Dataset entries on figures
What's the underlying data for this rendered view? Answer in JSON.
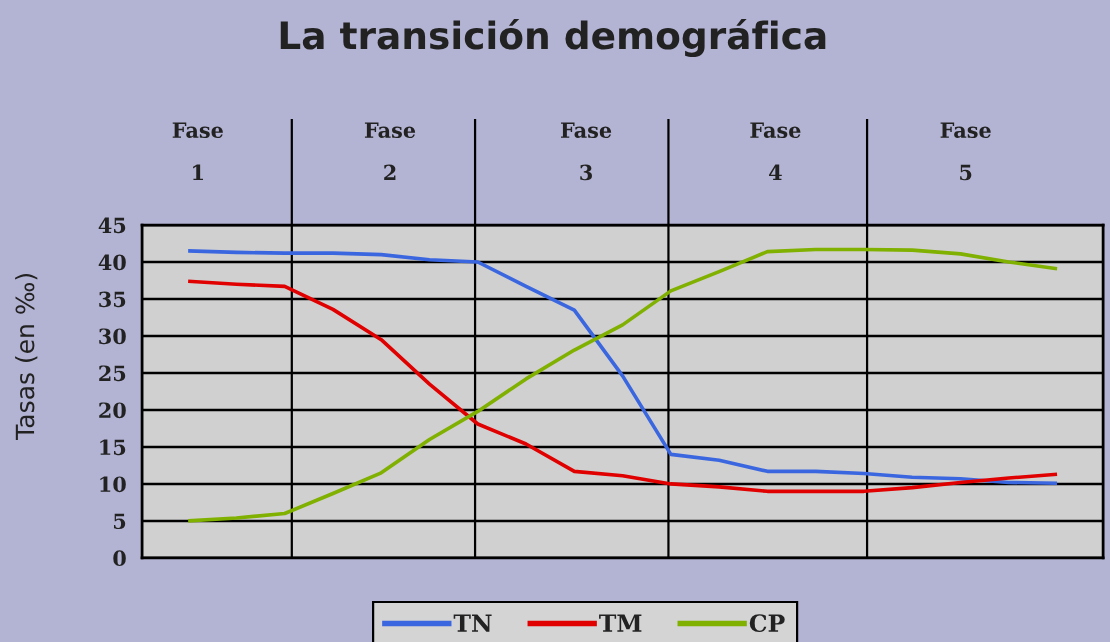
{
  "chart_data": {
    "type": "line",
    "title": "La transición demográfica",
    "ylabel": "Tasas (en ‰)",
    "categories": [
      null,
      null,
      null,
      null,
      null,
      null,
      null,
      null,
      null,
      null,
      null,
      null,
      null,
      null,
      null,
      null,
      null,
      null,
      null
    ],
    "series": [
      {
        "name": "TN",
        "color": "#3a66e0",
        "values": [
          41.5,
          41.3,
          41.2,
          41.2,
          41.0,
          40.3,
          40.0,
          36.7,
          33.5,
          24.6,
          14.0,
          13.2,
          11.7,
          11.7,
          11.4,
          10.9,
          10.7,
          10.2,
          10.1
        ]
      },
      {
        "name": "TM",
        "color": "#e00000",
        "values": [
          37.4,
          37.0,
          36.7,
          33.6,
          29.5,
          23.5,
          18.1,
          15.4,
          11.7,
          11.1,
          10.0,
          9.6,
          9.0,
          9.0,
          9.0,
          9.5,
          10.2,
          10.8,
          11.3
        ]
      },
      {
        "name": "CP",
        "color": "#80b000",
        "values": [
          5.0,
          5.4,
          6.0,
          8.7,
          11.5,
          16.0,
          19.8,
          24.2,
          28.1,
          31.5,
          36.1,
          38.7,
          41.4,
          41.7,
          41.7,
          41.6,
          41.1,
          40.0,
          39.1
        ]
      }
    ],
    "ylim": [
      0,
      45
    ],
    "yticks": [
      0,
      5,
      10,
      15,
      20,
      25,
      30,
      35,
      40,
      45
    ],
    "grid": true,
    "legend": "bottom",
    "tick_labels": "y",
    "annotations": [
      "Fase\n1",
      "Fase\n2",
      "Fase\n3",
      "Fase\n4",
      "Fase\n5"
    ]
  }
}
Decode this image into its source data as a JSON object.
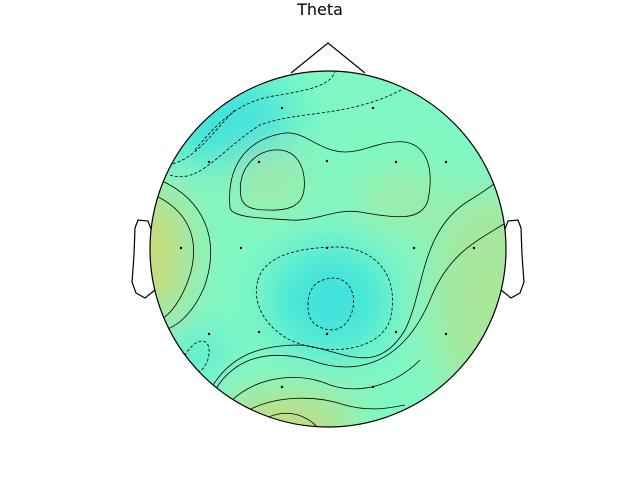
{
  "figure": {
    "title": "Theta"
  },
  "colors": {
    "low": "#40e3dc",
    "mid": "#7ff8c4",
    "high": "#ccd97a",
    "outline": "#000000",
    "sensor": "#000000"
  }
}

* _What the exercise asks_: From the data above, copy each line that holds "title".

* _Result of the exercise_:
    "title": "La transición demográfica",
    "title": "Theta"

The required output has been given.